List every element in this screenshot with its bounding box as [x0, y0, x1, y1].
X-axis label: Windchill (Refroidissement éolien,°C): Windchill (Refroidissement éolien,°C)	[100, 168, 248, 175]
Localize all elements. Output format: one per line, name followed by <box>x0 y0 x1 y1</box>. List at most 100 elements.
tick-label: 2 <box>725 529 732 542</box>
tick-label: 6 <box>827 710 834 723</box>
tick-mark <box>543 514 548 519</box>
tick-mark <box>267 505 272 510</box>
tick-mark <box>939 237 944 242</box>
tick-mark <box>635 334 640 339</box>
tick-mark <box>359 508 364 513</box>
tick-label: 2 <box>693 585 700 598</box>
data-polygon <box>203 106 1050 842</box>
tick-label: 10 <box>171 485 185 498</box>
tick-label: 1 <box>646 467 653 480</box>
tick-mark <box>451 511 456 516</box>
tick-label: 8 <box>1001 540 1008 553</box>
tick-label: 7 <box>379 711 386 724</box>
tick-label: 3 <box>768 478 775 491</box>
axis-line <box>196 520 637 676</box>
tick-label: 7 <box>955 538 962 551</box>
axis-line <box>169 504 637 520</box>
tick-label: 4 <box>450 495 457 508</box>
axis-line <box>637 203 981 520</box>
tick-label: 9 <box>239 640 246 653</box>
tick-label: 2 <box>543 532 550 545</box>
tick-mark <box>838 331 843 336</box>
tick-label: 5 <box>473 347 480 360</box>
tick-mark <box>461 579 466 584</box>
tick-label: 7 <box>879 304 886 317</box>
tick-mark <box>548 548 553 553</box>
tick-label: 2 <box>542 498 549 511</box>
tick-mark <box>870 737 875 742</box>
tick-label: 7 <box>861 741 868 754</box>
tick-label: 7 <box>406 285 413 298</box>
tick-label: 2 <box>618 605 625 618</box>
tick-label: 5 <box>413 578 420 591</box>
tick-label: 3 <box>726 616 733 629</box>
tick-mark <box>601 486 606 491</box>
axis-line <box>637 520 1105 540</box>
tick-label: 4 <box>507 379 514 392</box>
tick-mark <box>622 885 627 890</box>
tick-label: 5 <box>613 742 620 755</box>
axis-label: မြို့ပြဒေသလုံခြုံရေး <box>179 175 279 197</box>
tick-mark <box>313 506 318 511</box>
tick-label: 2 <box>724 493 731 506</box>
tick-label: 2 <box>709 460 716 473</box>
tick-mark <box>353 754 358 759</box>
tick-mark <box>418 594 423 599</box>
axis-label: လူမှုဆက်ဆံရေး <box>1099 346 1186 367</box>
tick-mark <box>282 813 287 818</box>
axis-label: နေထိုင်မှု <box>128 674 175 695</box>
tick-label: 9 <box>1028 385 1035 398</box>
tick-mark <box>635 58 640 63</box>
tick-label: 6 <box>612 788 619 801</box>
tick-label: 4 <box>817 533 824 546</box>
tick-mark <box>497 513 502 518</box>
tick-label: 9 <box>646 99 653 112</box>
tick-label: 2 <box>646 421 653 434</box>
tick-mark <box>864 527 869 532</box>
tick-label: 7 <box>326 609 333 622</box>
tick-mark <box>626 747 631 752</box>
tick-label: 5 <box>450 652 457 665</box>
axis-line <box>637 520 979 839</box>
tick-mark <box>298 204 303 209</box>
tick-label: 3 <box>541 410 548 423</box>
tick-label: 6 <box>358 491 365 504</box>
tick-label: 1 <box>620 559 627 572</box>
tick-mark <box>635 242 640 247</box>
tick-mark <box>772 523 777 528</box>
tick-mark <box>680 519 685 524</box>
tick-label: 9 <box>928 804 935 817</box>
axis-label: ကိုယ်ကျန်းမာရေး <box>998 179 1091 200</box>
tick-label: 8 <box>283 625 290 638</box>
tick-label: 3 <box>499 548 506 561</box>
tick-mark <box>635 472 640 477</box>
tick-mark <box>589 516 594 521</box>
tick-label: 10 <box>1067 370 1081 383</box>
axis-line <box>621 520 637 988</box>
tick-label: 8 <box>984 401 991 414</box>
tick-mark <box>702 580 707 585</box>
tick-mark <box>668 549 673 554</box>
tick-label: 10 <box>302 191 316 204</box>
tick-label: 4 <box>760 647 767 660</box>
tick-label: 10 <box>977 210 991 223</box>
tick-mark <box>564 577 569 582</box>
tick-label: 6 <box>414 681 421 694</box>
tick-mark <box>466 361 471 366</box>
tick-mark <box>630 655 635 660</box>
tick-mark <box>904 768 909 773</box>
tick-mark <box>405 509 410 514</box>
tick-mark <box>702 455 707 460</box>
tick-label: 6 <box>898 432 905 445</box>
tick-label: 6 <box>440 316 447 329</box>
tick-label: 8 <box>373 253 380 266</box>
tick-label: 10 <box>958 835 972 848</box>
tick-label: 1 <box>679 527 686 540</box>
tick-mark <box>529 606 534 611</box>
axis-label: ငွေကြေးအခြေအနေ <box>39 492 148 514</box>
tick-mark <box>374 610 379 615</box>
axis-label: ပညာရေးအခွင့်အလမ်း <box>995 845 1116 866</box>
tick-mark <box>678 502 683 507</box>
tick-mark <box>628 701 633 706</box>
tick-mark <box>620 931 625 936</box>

--

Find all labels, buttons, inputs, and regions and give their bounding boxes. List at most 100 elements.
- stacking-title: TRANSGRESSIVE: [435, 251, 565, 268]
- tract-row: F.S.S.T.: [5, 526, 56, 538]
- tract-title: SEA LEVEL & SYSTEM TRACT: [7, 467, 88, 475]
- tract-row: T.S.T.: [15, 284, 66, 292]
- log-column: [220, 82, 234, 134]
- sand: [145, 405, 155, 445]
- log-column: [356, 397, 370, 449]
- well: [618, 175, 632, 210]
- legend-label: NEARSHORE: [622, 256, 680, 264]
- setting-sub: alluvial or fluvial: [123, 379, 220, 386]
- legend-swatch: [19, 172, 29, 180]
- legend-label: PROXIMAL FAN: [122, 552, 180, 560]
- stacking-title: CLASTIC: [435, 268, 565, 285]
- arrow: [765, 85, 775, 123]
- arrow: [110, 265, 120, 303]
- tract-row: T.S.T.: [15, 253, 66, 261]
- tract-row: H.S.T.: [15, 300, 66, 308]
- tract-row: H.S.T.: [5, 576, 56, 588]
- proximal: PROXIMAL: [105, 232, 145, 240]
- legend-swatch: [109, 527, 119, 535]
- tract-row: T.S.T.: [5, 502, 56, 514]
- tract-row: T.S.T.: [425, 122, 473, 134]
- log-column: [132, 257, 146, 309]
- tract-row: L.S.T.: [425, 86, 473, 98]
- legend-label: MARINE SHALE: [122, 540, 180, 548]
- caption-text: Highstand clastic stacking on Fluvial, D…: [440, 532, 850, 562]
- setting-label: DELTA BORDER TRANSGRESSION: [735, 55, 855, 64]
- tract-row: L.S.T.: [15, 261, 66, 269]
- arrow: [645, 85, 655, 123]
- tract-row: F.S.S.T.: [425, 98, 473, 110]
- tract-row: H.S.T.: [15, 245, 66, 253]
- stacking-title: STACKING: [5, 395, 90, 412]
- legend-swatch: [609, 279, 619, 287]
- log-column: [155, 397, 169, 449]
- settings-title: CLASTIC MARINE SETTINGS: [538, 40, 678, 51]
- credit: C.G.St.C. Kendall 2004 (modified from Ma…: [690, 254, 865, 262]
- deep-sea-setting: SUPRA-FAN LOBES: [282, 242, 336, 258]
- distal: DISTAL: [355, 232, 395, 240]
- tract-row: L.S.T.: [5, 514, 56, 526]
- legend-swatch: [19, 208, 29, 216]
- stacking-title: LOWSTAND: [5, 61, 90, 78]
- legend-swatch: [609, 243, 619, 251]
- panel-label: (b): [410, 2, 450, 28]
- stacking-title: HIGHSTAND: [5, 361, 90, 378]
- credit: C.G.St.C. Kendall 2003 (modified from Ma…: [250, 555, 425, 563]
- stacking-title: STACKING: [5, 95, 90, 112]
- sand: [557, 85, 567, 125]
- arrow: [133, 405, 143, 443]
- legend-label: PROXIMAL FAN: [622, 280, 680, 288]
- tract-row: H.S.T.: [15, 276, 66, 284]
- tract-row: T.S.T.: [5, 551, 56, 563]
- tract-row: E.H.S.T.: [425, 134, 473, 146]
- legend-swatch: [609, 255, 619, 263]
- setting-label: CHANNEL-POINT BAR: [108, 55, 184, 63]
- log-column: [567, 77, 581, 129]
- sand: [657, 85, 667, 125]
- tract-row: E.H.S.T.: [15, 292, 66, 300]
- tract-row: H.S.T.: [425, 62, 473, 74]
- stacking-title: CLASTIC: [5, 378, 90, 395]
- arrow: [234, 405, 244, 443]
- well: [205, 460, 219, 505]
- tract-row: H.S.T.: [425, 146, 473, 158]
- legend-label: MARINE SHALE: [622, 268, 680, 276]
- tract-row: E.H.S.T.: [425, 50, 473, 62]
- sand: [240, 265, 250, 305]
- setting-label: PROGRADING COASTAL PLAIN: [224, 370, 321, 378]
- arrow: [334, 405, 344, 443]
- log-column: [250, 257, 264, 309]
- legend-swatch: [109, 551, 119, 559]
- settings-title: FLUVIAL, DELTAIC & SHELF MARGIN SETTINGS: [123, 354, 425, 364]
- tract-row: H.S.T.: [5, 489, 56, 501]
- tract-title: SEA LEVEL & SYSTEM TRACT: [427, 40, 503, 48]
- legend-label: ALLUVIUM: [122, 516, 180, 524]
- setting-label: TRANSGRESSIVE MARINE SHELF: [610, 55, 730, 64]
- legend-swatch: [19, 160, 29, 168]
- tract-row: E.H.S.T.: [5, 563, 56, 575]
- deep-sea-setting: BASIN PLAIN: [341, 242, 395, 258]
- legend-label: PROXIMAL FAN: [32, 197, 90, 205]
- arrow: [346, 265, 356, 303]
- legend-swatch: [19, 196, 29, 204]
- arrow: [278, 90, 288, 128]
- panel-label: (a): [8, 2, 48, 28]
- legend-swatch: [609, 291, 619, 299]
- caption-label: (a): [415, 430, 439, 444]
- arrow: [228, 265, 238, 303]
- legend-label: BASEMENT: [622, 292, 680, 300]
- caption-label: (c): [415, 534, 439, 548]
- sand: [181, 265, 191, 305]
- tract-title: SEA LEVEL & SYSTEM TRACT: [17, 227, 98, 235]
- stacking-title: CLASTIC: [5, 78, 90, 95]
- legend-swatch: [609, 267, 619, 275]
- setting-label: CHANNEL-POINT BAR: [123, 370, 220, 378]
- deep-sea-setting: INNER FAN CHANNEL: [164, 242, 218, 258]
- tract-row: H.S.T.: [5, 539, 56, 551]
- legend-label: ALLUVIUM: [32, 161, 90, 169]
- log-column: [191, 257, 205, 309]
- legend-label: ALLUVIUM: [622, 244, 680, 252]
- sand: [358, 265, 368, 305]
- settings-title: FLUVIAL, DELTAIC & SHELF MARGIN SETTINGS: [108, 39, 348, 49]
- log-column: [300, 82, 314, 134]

...

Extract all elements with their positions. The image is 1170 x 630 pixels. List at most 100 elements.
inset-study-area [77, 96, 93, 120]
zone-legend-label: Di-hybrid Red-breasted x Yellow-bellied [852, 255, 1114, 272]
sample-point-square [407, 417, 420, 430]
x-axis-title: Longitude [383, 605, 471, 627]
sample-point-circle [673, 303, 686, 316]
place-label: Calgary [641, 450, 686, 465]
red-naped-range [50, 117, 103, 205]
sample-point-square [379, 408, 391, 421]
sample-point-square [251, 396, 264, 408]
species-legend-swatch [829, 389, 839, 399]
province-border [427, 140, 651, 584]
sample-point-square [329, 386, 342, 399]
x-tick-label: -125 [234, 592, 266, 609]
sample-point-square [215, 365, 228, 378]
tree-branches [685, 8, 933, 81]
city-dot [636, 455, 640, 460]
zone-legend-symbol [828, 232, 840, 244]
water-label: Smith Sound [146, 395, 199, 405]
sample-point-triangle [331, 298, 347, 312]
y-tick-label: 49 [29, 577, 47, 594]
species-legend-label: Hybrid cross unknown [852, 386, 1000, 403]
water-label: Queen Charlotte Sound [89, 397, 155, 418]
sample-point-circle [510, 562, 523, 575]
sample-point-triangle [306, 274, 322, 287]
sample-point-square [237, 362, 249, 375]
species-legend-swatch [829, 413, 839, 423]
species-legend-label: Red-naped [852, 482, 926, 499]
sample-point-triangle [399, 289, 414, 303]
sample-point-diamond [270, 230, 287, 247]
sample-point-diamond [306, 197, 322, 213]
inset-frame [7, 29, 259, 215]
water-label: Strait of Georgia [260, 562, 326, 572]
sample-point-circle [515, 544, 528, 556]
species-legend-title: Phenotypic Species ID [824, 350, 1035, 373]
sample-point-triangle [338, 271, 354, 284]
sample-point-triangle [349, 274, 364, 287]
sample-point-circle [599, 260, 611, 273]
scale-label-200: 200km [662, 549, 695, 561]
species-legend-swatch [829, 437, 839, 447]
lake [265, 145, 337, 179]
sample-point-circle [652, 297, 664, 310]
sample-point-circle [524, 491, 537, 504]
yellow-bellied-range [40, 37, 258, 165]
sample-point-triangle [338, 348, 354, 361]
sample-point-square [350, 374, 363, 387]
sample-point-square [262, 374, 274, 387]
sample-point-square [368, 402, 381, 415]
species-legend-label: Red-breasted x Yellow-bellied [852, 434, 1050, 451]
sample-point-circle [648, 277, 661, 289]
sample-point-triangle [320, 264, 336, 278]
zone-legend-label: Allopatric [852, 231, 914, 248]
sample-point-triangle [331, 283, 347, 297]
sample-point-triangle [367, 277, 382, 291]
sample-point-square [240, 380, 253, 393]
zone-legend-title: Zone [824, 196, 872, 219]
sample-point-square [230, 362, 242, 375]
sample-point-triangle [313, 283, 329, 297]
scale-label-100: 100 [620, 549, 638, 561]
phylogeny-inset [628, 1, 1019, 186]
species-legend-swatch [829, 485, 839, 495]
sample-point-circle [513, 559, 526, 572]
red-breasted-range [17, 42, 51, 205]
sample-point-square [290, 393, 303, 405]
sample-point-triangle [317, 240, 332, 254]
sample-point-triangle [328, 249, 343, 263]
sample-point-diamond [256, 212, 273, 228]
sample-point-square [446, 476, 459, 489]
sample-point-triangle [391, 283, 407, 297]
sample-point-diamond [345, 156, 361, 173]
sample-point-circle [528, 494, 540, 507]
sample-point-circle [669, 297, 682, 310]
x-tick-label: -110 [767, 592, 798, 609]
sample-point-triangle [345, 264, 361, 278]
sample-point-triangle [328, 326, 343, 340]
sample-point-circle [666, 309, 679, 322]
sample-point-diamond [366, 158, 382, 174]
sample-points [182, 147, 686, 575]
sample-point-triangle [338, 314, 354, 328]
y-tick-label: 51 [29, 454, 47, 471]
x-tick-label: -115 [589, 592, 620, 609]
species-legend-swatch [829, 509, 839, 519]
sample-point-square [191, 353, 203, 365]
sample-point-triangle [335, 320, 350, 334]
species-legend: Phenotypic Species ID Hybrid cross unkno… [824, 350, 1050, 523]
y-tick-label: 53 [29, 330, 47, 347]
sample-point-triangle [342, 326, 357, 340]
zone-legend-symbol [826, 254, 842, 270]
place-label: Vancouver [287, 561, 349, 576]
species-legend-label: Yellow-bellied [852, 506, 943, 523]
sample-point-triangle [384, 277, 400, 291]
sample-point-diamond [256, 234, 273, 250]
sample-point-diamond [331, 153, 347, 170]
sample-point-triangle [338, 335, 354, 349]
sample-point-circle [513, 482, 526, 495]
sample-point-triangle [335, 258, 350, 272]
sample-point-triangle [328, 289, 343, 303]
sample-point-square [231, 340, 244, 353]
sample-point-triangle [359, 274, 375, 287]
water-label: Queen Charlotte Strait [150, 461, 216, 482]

**GIVEN PROBLEM**
Render the part of the material above that opens with the line containing "Find all labels, buttons, inputs, and" and closes with the line containing "- legend-label: PROXIMAL FAN: [622, 280, 680, 288]", both included, as a Markdown table with the columns Row and Line. Number each row and leave out blank lines.

**CORRECT RESPONSE**
| Row | Line |
|---|---|
| 1 | Find all labels, buttons, inputs, and regions and give their bounding boxes. List at most 100 elements. |
| 2 | - stacking-title: TRANSGRESSIVE: [435, 251, 565, 268] |
| 3 | - tract-row: F.S.S.T.: [5, 526, 56, 538] |
| 4 | - tract-title: SEA LEVEL & SYSTEM TRACT: [7, 467, 88, 475] |
| 5 | - tract-row: T.S.T.: [15, 284, 66, 292] |
| 6 | - log-column: [220, 82, 234, 134] |
| 7 | - sand: [145, 405, 155, 445] |
| 8 | - log-column: [356, 397, 370, 449] |
| 9 | - well: [618, 175, 632, 210] |
| 10 | - legend-label: NEARSHORE: [622, 256, 680, 264] |
| 11 | - setting-sub: alluvial or fluvial: [123, 379, 220, 386] |
| 12 | - legend-swatch: [19, 172, 29, 180] |
| 13 | - legend-label: PROXIMAL FAN: [122, 552, 180, 560] |
| 14 | - stacking-title: CLASTIC: [435, 268, 565, 285] |
| 15 | - arrow: [765, 85, 775, 123] |
| 16 | - arrow: [110, 265, 120, 303] |
| 17 | - tract-row: T.S.T.: [15, 253, 66, 261] |
| 18 | - tract-row: H.S.T.: [15, 300, 66, 308] |
| 19 | - tract-row: H.S.T.: [5, 576, 56, 588] |
| 20 | - proximal: PROXIMAL: [105, 232, 145, 240] |
| 21 | - legend-swatch: [109, 527, 119, 535] |
| 22 | - tract-row: T.S.T.: [5, 502, 56, 514] |
| 23 | - tract-row: T.S.T.: [425, 122, 473, 134] |
| 24 | - log-column: [132, 257, 146, 309] |
| 25 | - tract-row: L.S.T.: [425, 86, 473, 98] |
| 26 | - legend-label: MARINE SHALE: [122, 540, 180, 548] |
| 27 | - caption-text: Highstand clastic stacking on Fluvial, D…: [440, 532, 850, 562] |
| 28 | - setting-label: DELTA BORDER TRANSGRESSION: [735, 55, 855, 64] |
| 29 | - tract-row: L.S.T.: [15, 261, 66, 269] |
| 30 | - arrow: [645, 85, 655, 123] |
| 31 | - tract-row: F.S.S.T.: [425, 98, 473, 110] |
| 32 | - tract-row: H.S.T.: [15, 245, 66, 253] |
| 33 | - stacking-title: STACKING: [5, 395, 90, 412] |
| 34 | - legend-swatch: [609, 279, 619, 287] |
| 35 | - log-column: [155, 397, 169, 449] |
| 36 | - settings-title: CLASTIC MARINE SETTINGS: [538, 40, 678, 51] |
| 37 | - credit: C.G.St.C. Kendall 2004 (modified from Ma…: [690, 254, 865, 262] |
| 38 | - deep-sea-setting: SUPRA-FAN LOBES: [282, 242, 336, 258] |
| 39 | - distal: DISTAL: [355, 232, 395, 240] |
| 40 | - tract-row: L.S.T.: [5, 514, 56, 526] |
| 41 | - legend-swatch: [19, 208, 29, 216] |
| 42 | - stacking-title: LOWSTAND: [5, 61, 90, 78] |
| 43 | - legend-swatch: [609, 243, 619, 251] |
| 44 | - panel-label: (b): [410, 2, 450, 28] |
| 45 | - stacking-title: HIGHSTAND: [5, 361, 90, 378] |
| 46 | - credit: C.G.St.C. Kendall 2003 (modified from Ma…: [250, 555, 425, 563] |
| 47 | - stacking-title: STACKING: [5, 95, 90, 112] |
| 48 | - sand: [557, 85, 567, 125] |
| 49 | - arrow: [133, 405, 143, 443] |
| 50 | - legend-label: PROXIMAL FAN: [622, 280, 680, 288] |